> **GIVEN INSTRUCTION**: Make an exact copy of the entries below with the pictures removed.

====

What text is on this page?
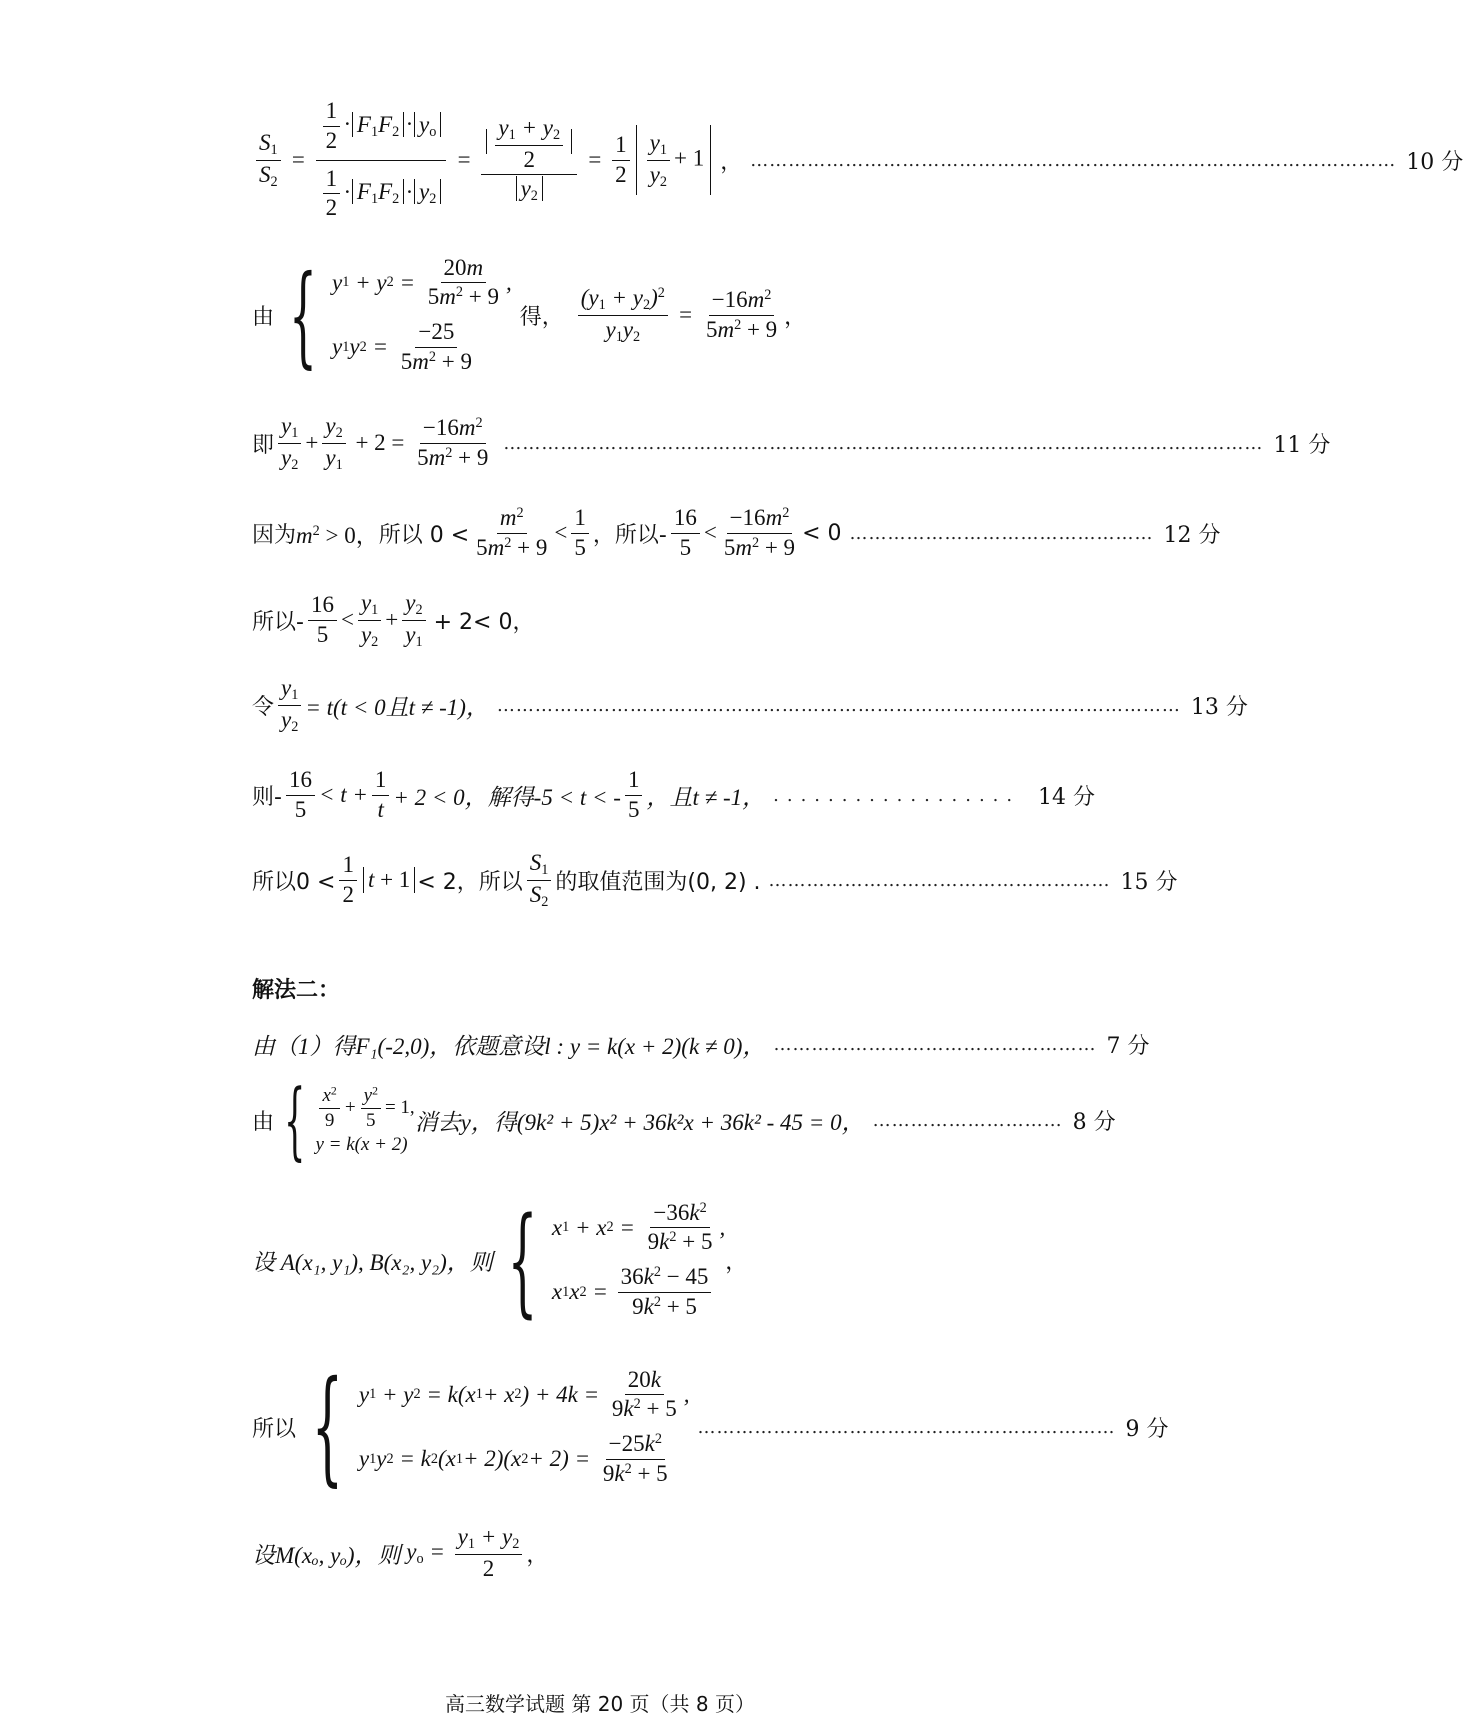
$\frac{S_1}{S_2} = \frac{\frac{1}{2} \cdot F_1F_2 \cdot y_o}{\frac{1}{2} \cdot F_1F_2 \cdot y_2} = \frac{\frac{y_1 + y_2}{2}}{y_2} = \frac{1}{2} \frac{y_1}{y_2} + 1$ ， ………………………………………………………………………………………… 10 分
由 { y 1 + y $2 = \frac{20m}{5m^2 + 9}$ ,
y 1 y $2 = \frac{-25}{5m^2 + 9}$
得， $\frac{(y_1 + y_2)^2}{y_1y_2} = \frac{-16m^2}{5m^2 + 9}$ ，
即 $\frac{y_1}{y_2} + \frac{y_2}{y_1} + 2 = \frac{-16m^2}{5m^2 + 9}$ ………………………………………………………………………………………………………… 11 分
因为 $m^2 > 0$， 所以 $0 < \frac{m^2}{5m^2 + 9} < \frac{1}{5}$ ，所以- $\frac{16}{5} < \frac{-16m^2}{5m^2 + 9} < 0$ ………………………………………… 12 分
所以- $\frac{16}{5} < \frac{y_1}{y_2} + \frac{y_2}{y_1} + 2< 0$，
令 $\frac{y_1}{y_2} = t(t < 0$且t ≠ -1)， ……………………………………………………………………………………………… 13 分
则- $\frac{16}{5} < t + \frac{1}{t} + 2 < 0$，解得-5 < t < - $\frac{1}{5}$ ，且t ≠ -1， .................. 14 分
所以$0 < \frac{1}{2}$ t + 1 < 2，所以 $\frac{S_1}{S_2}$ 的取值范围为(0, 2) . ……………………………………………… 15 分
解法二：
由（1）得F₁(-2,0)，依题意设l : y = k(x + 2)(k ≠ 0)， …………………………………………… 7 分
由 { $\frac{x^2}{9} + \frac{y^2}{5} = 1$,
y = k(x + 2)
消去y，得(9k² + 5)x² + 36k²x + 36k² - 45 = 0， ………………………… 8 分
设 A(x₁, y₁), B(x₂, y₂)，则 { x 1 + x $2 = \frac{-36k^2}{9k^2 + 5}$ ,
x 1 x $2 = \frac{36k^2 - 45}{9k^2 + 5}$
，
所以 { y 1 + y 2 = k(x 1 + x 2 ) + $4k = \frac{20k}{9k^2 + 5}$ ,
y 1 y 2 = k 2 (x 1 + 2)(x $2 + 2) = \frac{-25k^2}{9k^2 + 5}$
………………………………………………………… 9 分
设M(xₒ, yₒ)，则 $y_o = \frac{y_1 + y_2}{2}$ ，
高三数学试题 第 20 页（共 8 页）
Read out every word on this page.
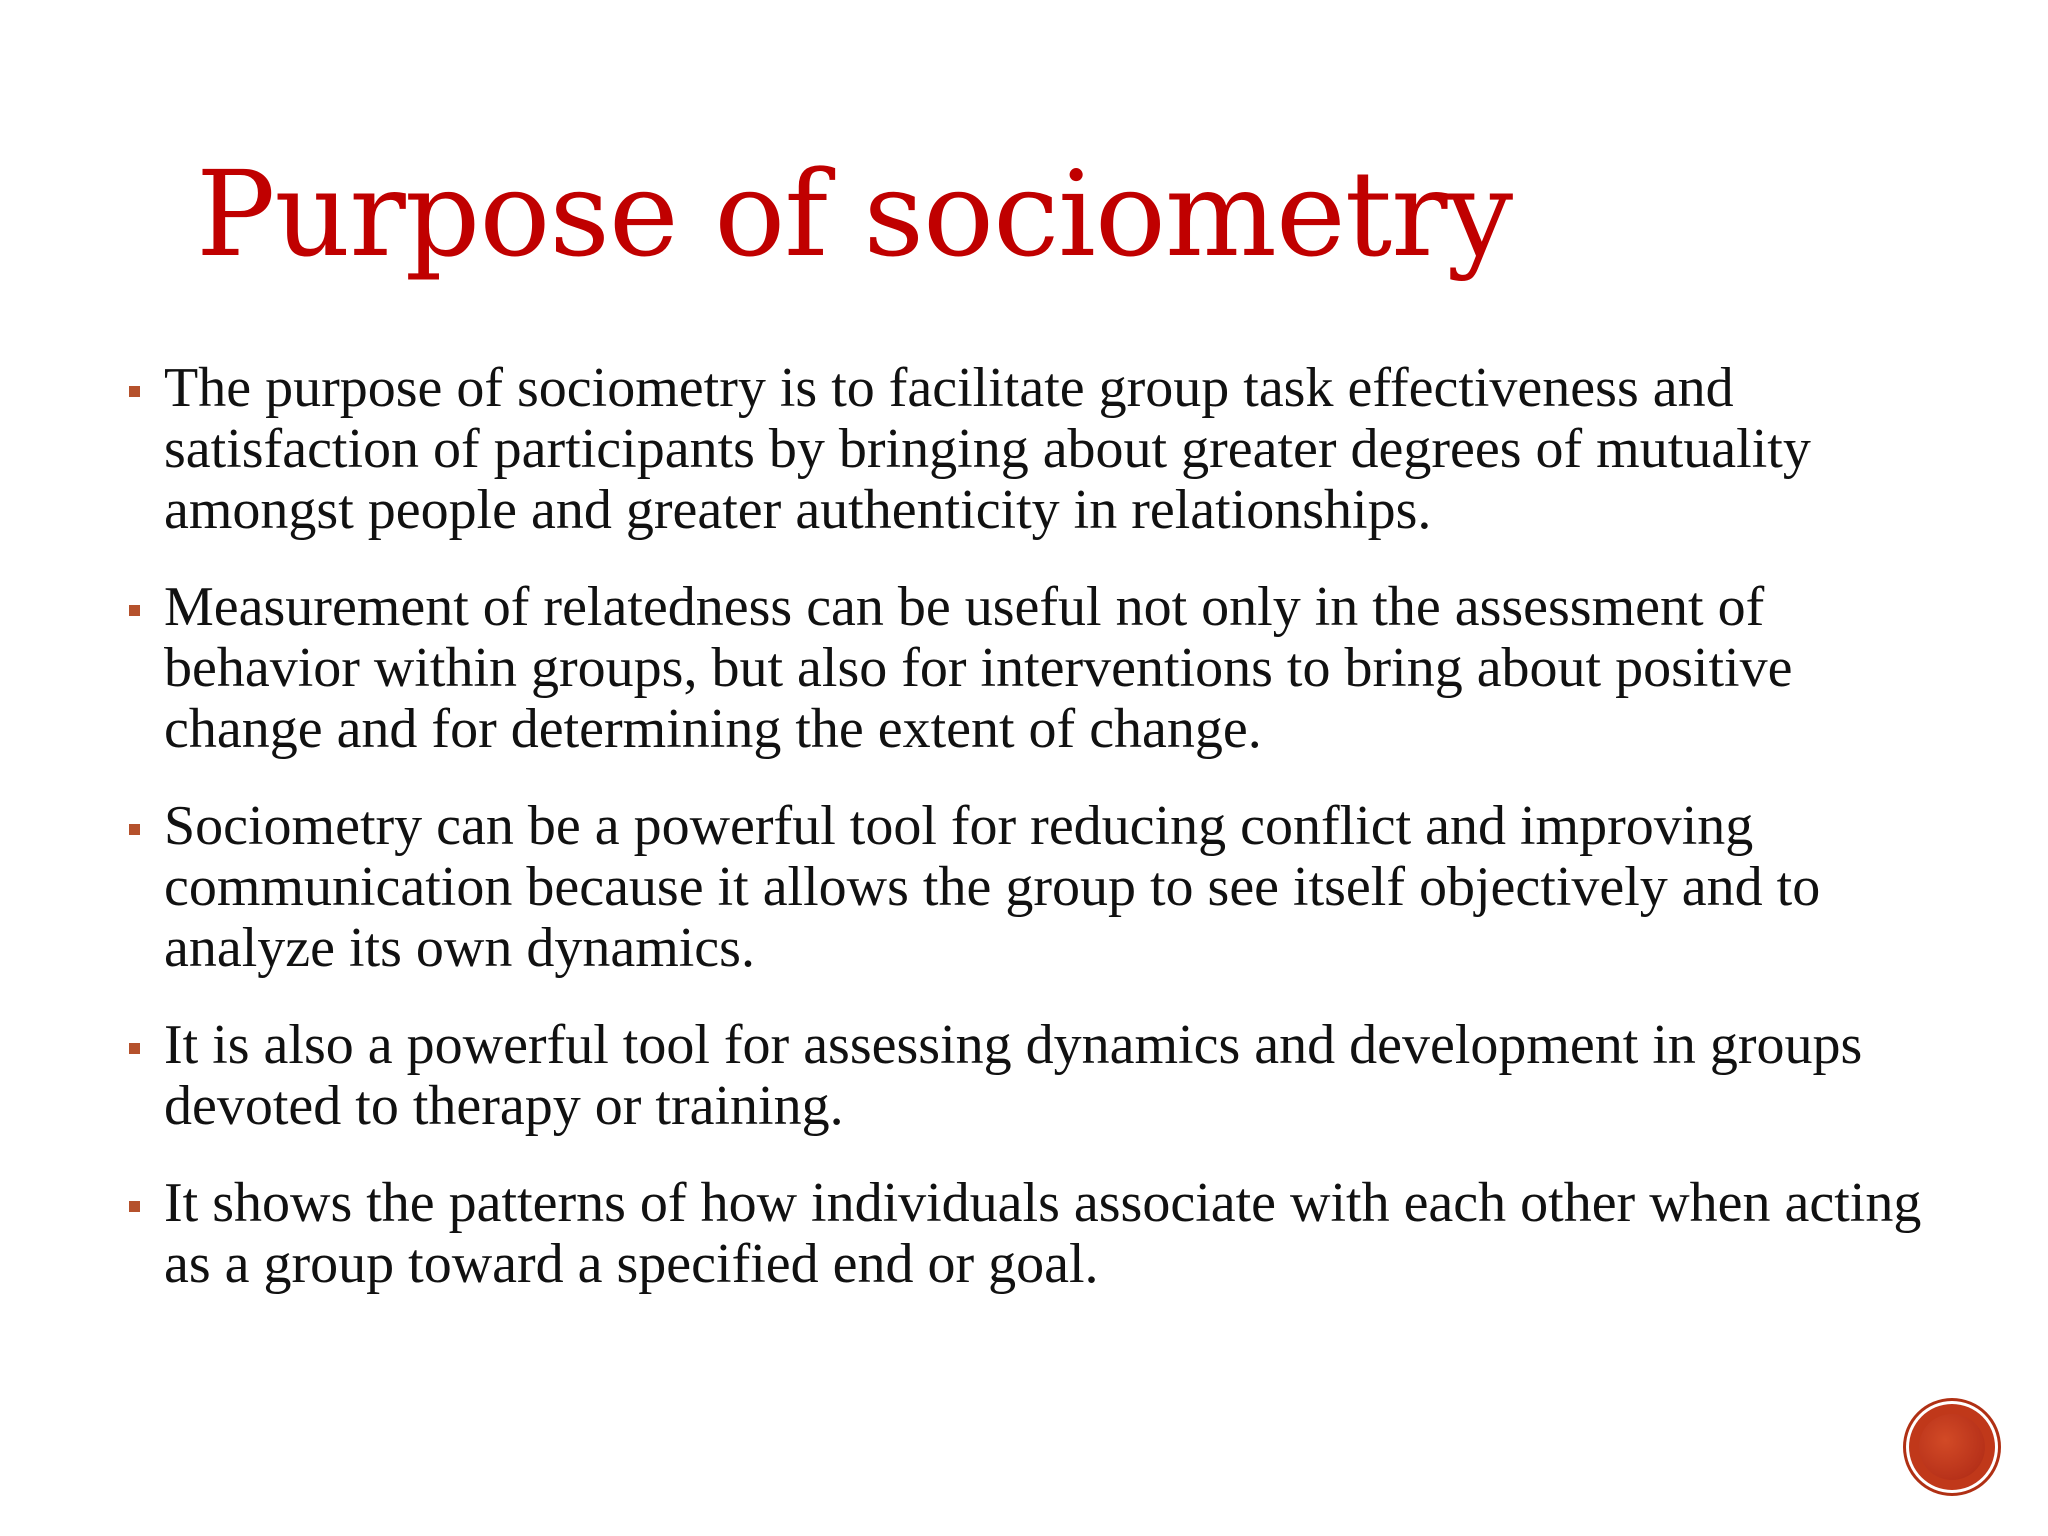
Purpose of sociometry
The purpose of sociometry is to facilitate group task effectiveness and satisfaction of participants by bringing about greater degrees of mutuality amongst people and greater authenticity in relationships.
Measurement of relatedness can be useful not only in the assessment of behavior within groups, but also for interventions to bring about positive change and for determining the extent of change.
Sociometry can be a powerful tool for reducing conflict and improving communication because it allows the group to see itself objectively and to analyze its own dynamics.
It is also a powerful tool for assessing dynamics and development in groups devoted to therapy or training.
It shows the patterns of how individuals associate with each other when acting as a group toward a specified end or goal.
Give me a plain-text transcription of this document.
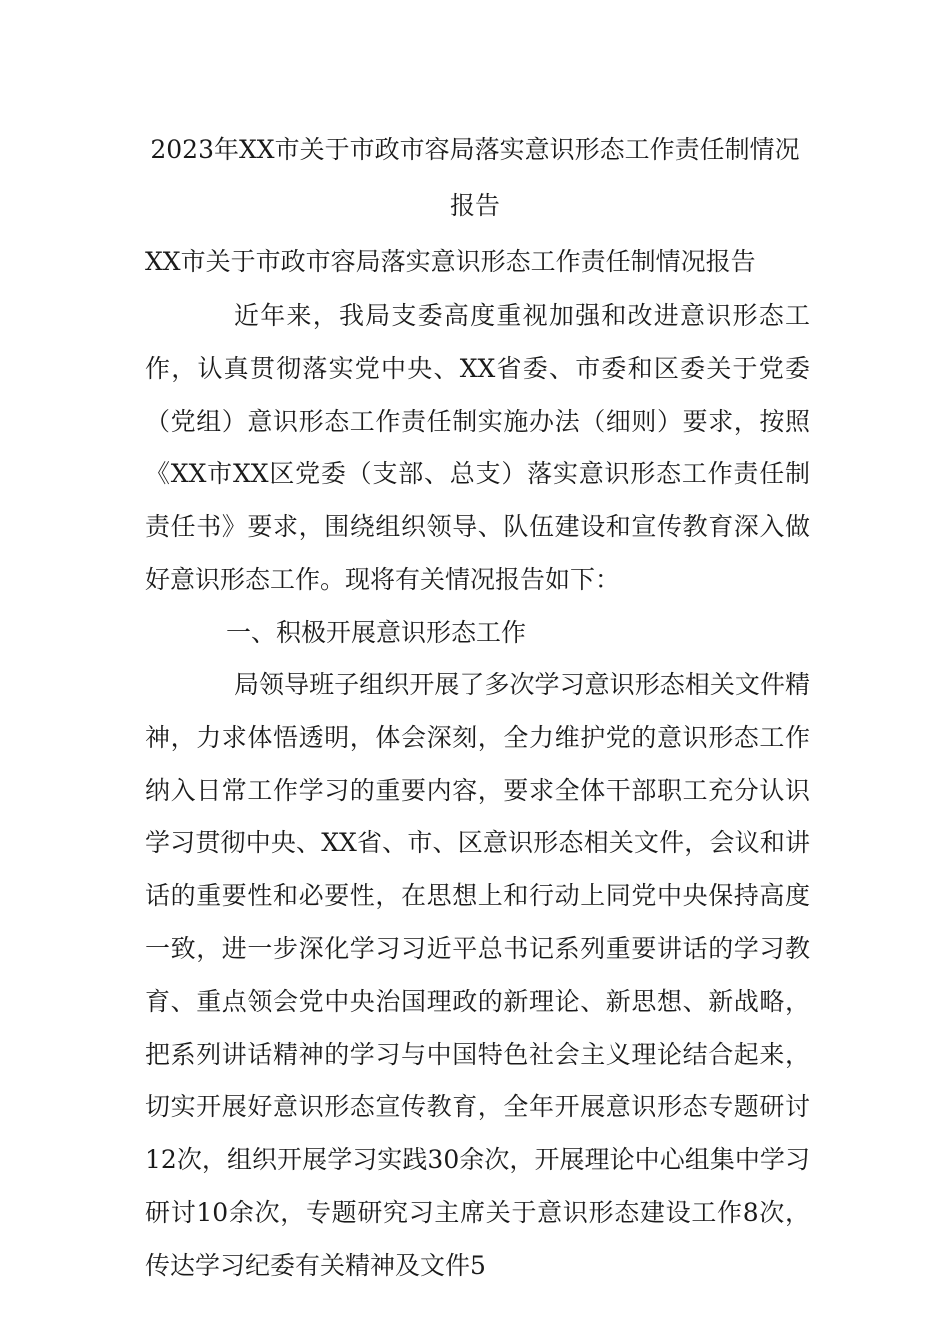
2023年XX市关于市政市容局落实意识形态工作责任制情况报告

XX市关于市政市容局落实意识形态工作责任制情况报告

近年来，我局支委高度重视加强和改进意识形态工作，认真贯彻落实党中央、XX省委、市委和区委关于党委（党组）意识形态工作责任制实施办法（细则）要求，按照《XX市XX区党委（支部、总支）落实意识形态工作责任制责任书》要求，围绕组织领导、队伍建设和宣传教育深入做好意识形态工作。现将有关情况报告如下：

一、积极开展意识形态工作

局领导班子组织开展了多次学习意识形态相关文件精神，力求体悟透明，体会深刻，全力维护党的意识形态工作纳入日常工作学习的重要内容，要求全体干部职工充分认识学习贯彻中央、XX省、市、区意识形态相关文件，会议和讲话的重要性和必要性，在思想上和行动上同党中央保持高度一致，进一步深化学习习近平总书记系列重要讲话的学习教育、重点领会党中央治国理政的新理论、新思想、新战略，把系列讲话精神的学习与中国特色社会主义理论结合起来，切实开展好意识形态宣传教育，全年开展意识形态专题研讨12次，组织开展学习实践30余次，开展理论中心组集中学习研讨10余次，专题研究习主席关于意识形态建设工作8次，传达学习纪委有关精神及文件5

====

> **REPLY**:
What text is on this page?
$\frac{S_1}{S_2} = \frac{\frac{1}{2} \cdot F_1F_2 \cdot y_o}{\frac{1}{2} \cdot F_1F_2 \cdot y_2} = \frac{\frac{y_1 + y_2}{2}}{y_2} = \frac{1}{2} \frac{y_1}{y_2} + 1$ ， ………………………………………………………………………………………… 10 分
由 { y 1 + y $2 = \frac{20m}{5m^2 + 9}$ ,
y 1 y $2 = \frac{-25}{5m^2 + 9}$
得， $\frac{(y_1 + y_2)^2}{y_1y_2} = \frac{-16m^2}{5m^2 + 9}$ ，
即 $\frac{y_1}{y_2} + \frac{y_2}{y_1} + 2 = \frac{-16m^2}{5m^2 + 9}$ ………………………………………………………………………………………………………… 11 分
因为 $m^2 > 0$， 所以 $0 < \frac{m^2}{5m^2 + 9} < \frac{1}{5}$ ，所以- $\frac{16}{5} < \frac{-16m^2}{5m^2 + 9} < 0$ ………………………………………… 12 分
所以- $\frac{16}{5} < \frac{y_1}{y_2} + \frac{y_2}{y_1} + 2< 0$，
令 $\frac{y_1}{y_2} = t(t < 0$且t ≠ -1)， ……………………………………………………………………………………………… 13 分
则- $\frac{16}{5} < t + \frac{1}{t} + 2 < 0$，解得-5 < t < - $\frac{1}{5}$ ，且t ≠ -1， .................. 14 分
所以$0 < \frac{1}{2}$ t + 1 < 2，所以 $\frac{S_1}{S_2}$ 的取值范围为(0, 2) . ……………………………………………… 15 分
解法二：
由（1）得F₁(-2,0)，依题意设l : y = k(x + 2)(k ≠ 0)， …………………………………………… 7 分
由 { $\frac{x^2}{9} + \frac{y^2}{5} = 1$,
y = k(x + 2)
消去y，得(9k² + 5)x² + 36k²x + 36k² - 45 = 0， ………………………… 8 分
设 A(x₁, y₁), B(x₂, y₂)，则 { x 1 + x $2 = \frac{-36k^2}{9k^2 + 5}$ ,
x 1 x $2 = \frac{36k^2 - 45}{9k^2 + 5}$
，
所以 { y 1 + y 2 = k(x 1 + x 2 ) + $4k = \frac{20k}{9k^2 + 5}$ ,
y 1 y 2 = k 2 (x 1 + 2)(x $2 + 2) = \frac{-25k^2}{9k^2 + 5}$
………………………………………………………… 9 分
设M(xₒ, yₒ)，则 $y_o = \frac{y_1 + y_2}{2}$ ，
高三数学试题 第 20 页（共 8 页）
Read out every word on this page.
Purpose of sociometry
The purpose of sociometry is to facilitate group task effectiveness and satisfaction of participants by bringing about greater degrees of mutuality amongst people and greater authenticity in relationships.
Measurement of relatedness can be useful not only in the assessment of behavior within groups, but also for interventions to bring about positive change and for determining the extent of change.
Sociometry can be a powerful tool for reducing conflict and improving communication because it allows the group to see itself objectively and to analyze its own dynamics.
It is also a powerful tool for assessing dynamics and development in groups devoted to therapy or training.
It shows the patterns of how individuals associate with each other when acting as a group toward a specified end or goal.
Give me a plain-text transcription of this document.
2023年XX市关于市政市容局落实意识形态工作责任制情况报告

XX市关于市政市容局落实意识形态工作责任制情况报告

近年来，我局支委高度重视加强和改进意识形态工作，认真贯彻落实党中央、XX省委、市委和区委关于党委（党组）意识形态工作责任制实施办法（细则）要求，按照《XX市XX区党委（支部、总支）落实意识形态工作责任制责任书》要求，围绕组织领导、队伍建设和宣传教育深入做好意识形态工作。现将有关情况报告如下：

一、积极开展意识形态工作

局领导班子组织开展了多次学习意识形态相关文件精神，力求体悟透明，体会深刻，全力维护党的意识形态工作纳入日常工作学习的重要内容，要求全体干部职工充分认识学习贯彻中央、XX省、市、区意识形态相关文件，会议和讲话的重要性和必要性，在思想上和行动上同党中央保持高度一致，进一步深化学习习近平总书记系列重要讲话的学习教育、重点领会党中央治国理政的新理论、新思想、新战略，把系列讲话精神的学习与中国特色社会主义理论结合起来，切实开展好意识形态宣传教育，全年开展意识形态专题研讨12次，组织开展学习实践30余次，开展理论中心组集中学习研讨10余次，专题研究习主席关于意识形态建设工作8次，传达学习纪委有关精神及文件5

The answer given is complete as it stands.